-- Task directions --
Print the records below word for word, but leave out the pictures.

----

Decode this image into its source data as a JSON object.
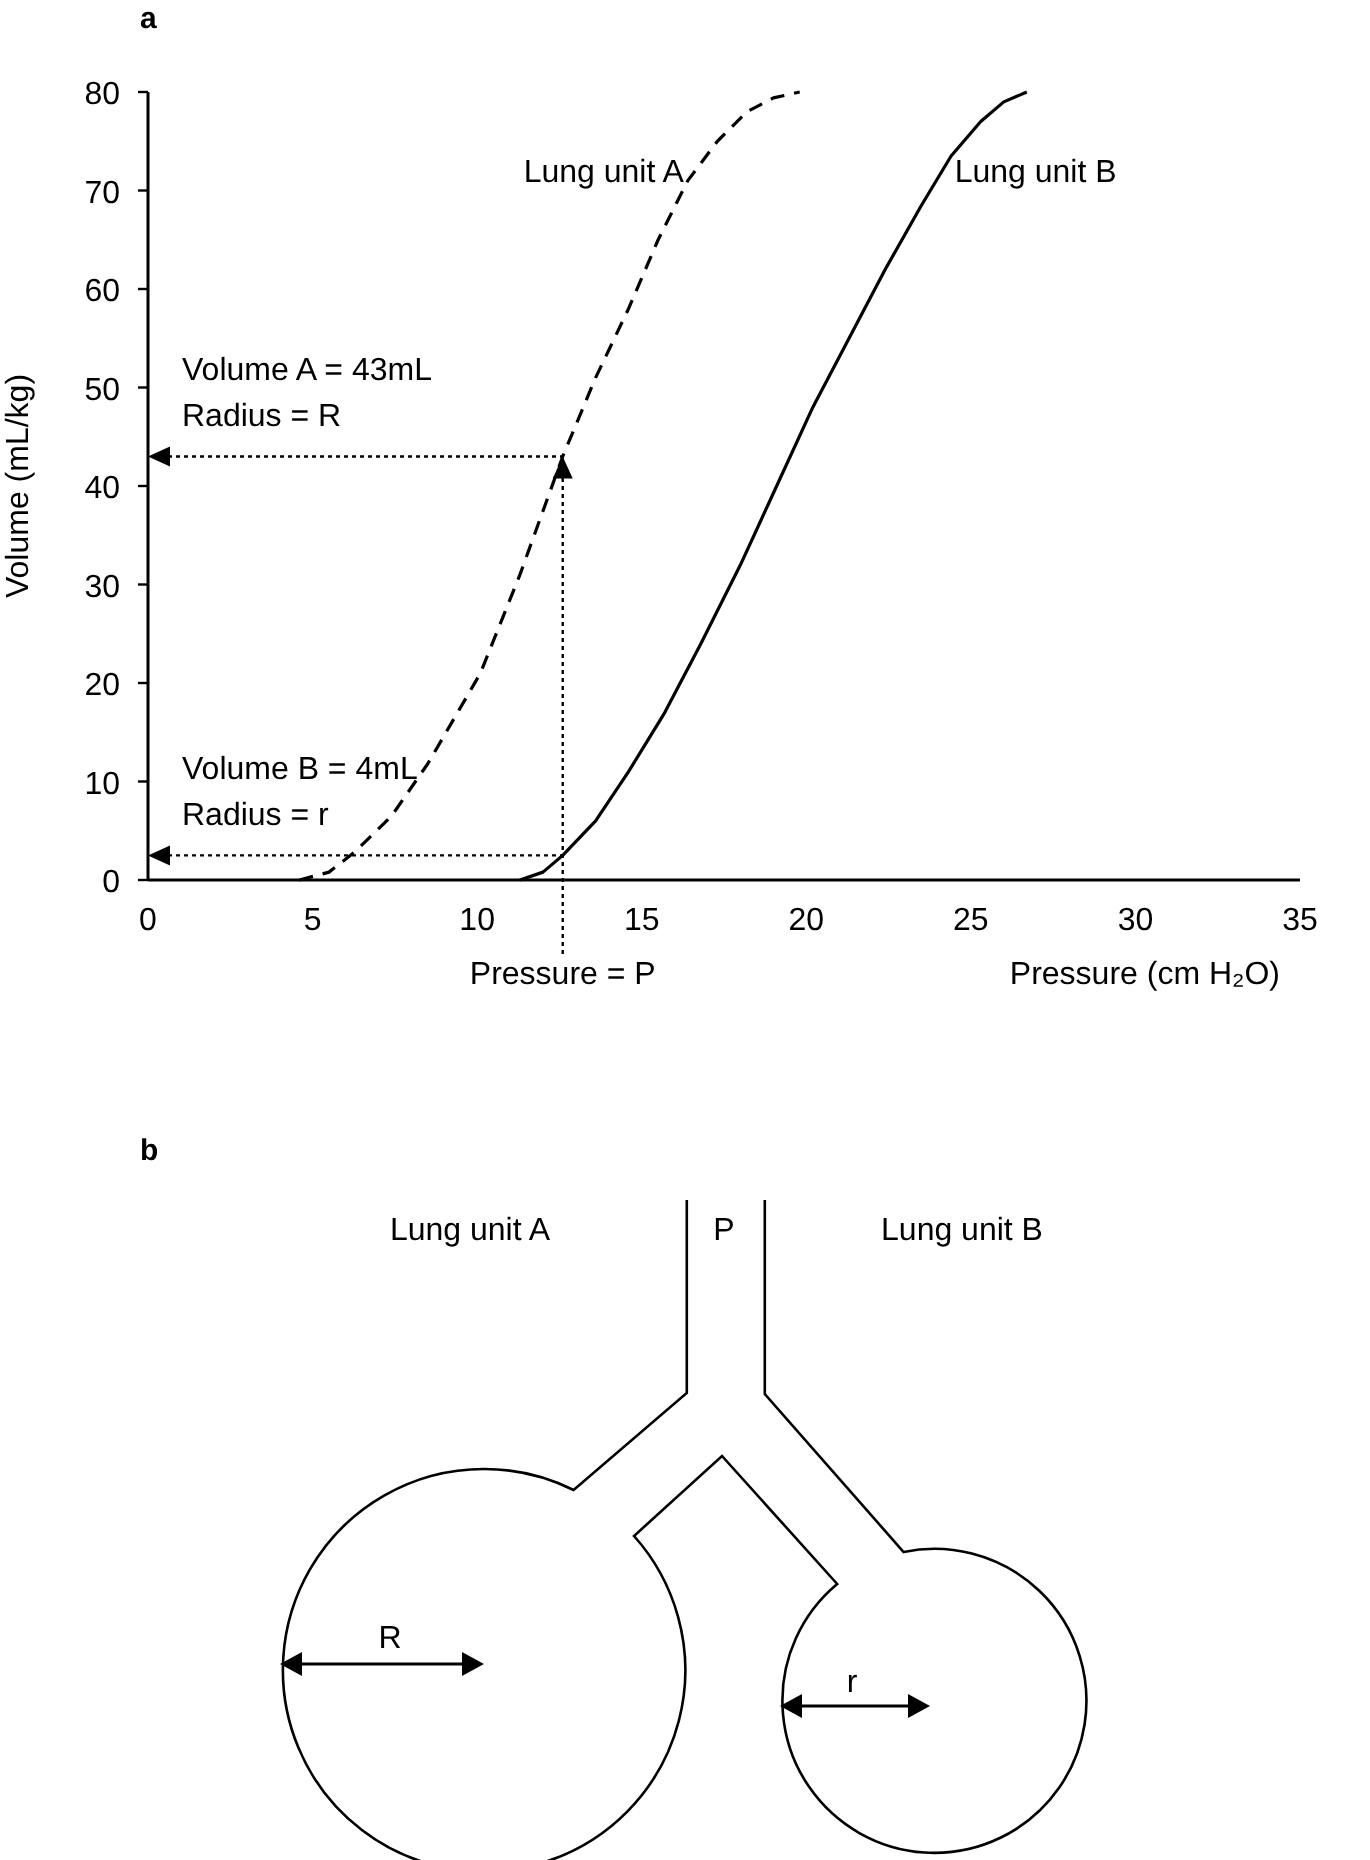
{
  "chart_data": [
    {
      "type": "line",
      "title": "a",
      "xlabel": "Pressure (cm H₂O)",
      "ylabel": "Volume (mL/kg)",
      "xlim": [
        0,
        35
      ],
      "xticks": [
        0,
        5,
        10,
        15,
        20,
        25,
        30,
        35
      ],
      "ylim": [
        0,
        80
      ],
      "yticks": [
        0,
        10,
        20,
        30,
        40,
        50,
        60,
        70,
        80
      ],
      "series": [
        {
          "name": "Lung unit A",
          "color": "#000000",
          "line_style": "dashed",
          "x": [
            4.6,
            5.5,
            6.3,
            7.4,
            8.5,
            10.1,
            11.3,
            12.6,
            13.6,
            14.6,
            15.5,
            16.4,
            17.3,
            18.2,
            19,
            19.8
          ],
          "values": [
            0,
            0.8,
            2.9,
            6.5,
            11.8,
            21,
            31,
            43,
            51,
            58,
            65,
            71,
            75,
            78,
            79.4,
            80
          ]
        },
        {
          "name": "Lung unit B",
          "color": "#000000",
          "line_style": "solid",
          "x": [
            11.3,
            12,
            12.6,
            13.6,
            14.6,
            15.7,
            16.8,
            18,
            19.1,
            20.2,
            21.3,
            22.4,
            23.5,
            24.4,
            25.3,
            26,
            26.7
          ],
          "values": [
            0,
            0.8,
            2.5,
            6,
            11,
            17,
            24,
            32,
            40,
            48,
            55,
            62,
            68.5,
            73.5,
            77,
            79,
            80
          ]
        }
      ],
      "annotations": [
        "Pressure = P",
        "Volume A = 43mL",
        {
          "text": "Radius = R",
          "x": 12.6,
          "y": 43
        },
        "Volume B = 4mL",
        {
          "text": "Radius = r",
          "x": 12.6,
          "y": 2.5
        }
      ]
    },
    {
      "type": "other",
      "title": "b",
      "annotations": [
        "Lung unit A",
        "P",
        "Lung unit B",
        "R",
        "r"
      ]
    }
  ]
}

----

-- Answer --
Decode this image into its source data as a JSON object.
{
  "chart_data": [
    {
      "type": "line",
      "title": "a",
      "xlabel": "Pressure (cm H₂O)",
      "ylabel": "Volume (mL/kg)",
      "xlim": [
        0,
        35
      ],
      "xticks": [
        0,
        5,
        10,
        15,
        20,
        25,
        30,
        35
      ],
      "ylim": [
        0,
        80
      ],
      "yticks": [
        0,
        10,
        20,
        30,
        40,
        50,
        60,
        70,
        80
      ],
      "series": [
        {
          "name": "Lung unit A",
          "color": "#000000",
          "line_style": "dashed",
          "x": [
            4.6,
            5.5,
            6.3,
            7.4,
            8.5,
            10.1,
            11.3,
            12.6,
            13.6,
            14.6,
            15.5,
            16.4,
            17.3,
            18.2,
            19,
            19.8
          ],
          "values": [
            0,
            0.8,
            2.9,
            6.5,
            11.8,
            21,
            31,
            43,
            51,
            58,
            65,
            71,
            75,
            78,
            79.4,
            80
          ]
        },
        {
          "name": "Lung unit B",
          "color": "#000000",
          "line_style": "solid",
          "x": [
            11.3,
            12,
            12.6,
            13.6,
            14.6,
            15.7,
            16.8,
            18,
            19.1,
            20.2,
            21.3,
            22.4,
            23.5,
            24.4,
            25.3,
            26,
            26.7
          ],
          "values": [
            0,
            0.8,
            2.5,
            6,
            11,
            17,
            24,
            32,
            40,
            48,
            55,
            62,
            68.5,
            73.5,
            77,
            79,
            80
          ]
        }
      ],
      "annotations": [
        "Pressure = P",
        "Volume A = 43mL",
        {
          "text": "Radius = R",
          "x": 12.6,
          "y": 43
        },
        "Volume B = 4mL",
        {
          "text": "Radius = r",
          "x": 12.6,
          "y": 2.5
        }
      ]
    },
    {
      "type": "other",
      "title": "b",
      "annotations": [
        "Lung unit A",
        "P",
        "Lung unit B",
        "R",
        "r"
      ]
    }
  ]
}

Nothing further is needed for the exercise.